## PROBLEM STATEMENT
Repeat every line exactly, keeping the pictures out of the copy.

## MATERIAL FOR THE TASK
--- START ---

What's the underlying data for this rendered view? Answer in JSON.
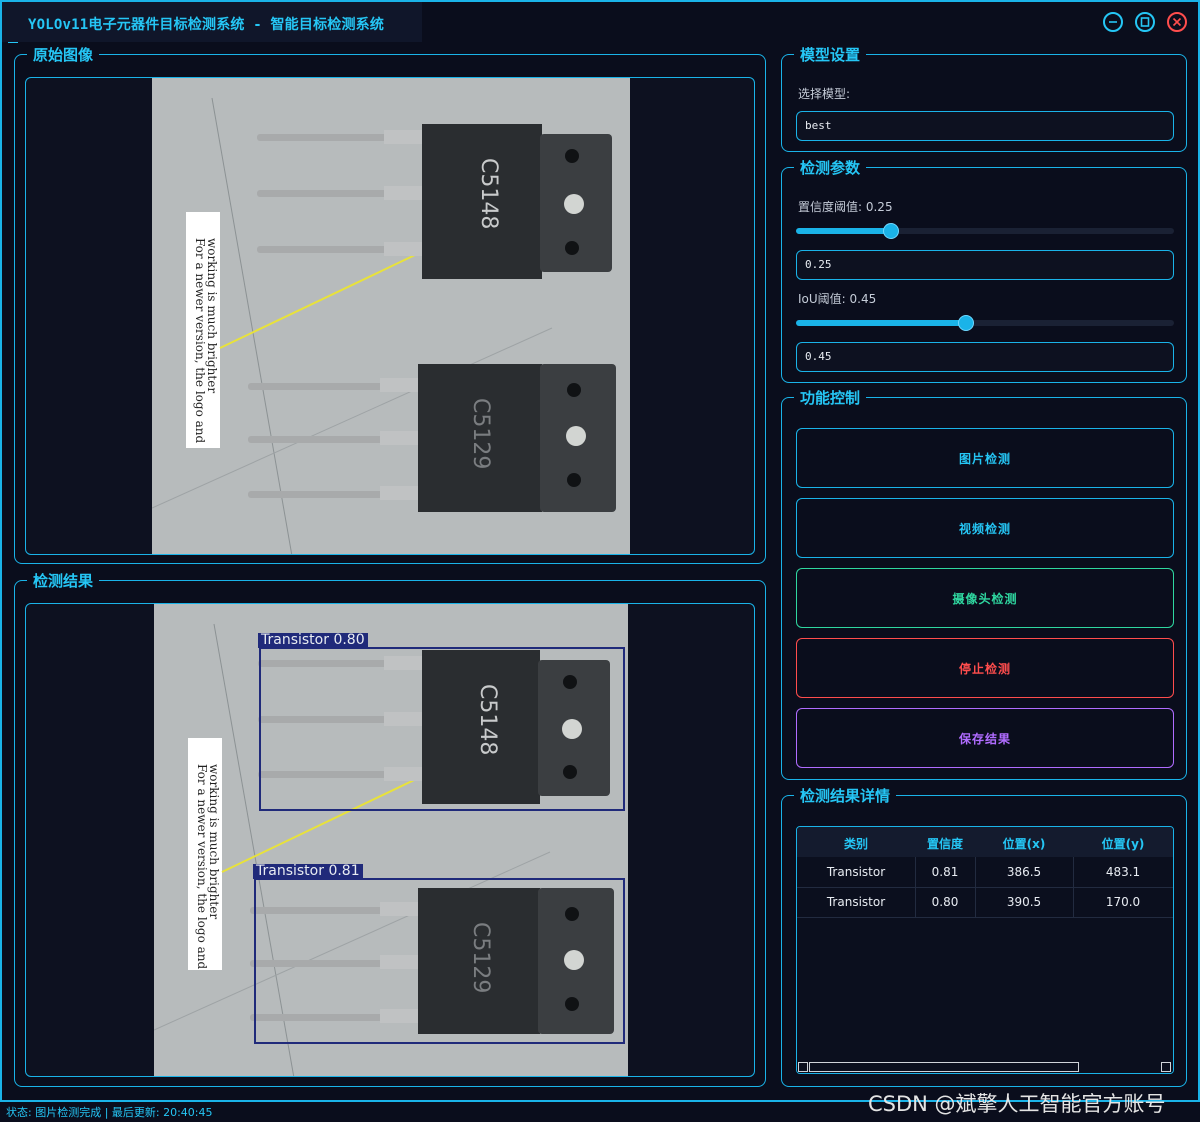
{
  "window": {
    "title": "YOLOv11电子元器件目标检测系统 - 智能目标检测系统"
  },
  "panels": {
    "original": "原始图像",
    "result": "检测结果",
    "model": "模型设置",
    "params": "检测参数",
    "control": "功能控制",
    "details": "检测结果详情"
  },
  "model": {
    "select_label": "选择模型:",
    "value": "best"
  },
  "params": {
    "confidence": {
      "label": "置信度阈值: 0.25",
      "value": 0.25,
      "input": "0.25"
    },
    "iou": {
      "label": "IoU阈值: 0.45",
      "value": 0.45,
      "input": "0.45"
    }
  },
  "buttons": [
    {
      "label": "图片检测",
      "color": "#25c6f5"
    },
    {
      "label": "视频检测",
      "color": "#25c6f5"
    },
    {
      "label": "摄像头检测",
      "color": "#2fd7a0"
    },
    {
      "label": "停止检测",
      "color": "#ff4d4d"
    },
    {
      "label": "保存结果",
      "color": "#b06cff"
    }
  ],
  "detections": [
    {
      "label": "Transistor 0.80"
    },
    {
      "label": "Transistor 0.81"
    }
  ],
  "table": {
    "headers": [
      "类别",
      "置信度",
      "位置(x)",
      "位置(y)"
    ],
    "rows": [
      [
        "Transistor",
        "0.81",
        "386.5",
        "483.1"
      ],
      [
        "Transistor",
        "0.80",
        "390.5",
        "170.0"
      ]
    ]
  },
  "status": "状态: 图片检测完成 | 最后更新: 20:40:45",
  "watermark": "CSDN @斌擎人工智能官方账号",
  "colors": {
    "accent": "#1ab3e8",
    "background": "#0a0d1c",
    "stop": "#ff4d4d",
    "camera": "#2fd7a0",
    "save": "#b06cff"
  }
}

--- END ---

## ANSWER FOR THE TASK
What's the underlying data for this rendered view? Answer in JSON.
{
  "window": {
    "title": "YOLOv11电子元器件目标检测系统 - 智能目标检测系统"
  },
  "panels": {
    "original": "原始图像",
    "result": "检测结果",
    "model": "模型设置",
    "params": "检测参数",
    "control": "功能控制",
    "details": "检测结果详情"
  },
  "model": {
    "select_label": "选择模型:",
    "value": "best"
  },
  "params": {
    "confidence": {
      "label": "置信度阈值: 0.25",
      "value": 0.25,
      "input": "0.25"
    },
    "iou": {
      "label": "IoU阈值: 0.45",
      "value": 0.45,
      "input": "0.45"
    }
  },
  "buttons": [
    {
      "label": "图片检测",
      "color": "#25c6f5"
    },
    {
      "label": "视频检测",
      "color": "#25c6f5"
    },
    {
      "label": "摄像头检测",
      "color": "#2fd7a0"
    },
    {
      "label": "停止检测",
      "color": "#ff4d4d"
    },
    {
      "label": "保存结果",
      "color": "#b06cff"
    }
  ],
  "detections": [
    {
      "label": "Transistor 0.80"
    },
    {
      "label": "Transistor 0.81"
    }
  ],
  "table": {
    "headers": [
      "类别",
      "置信度",
      "位置(x)",
      "位置(y)"
    ],
    "rows": [
      [
        "Transistor",
        "0.81",
        "386.5",
        "483.1"
      ],
      [
        "Transistor",
        "0.80",
        "390.5",
        "170.0"
      ]
    ]
  },
  "status": "状态: 图片检测完成 | 最后更新: 20:40:45",
  "watermark": "CSDN @斌擎人工智能官方账号",
  "colors": {
    "accent": "#1ab3e8",
    "background": "#0a0d1c",
    "stop": "#ff4d4d",
    "camera": "#2fd7a0",
    "save": "#b06cff"
  }
}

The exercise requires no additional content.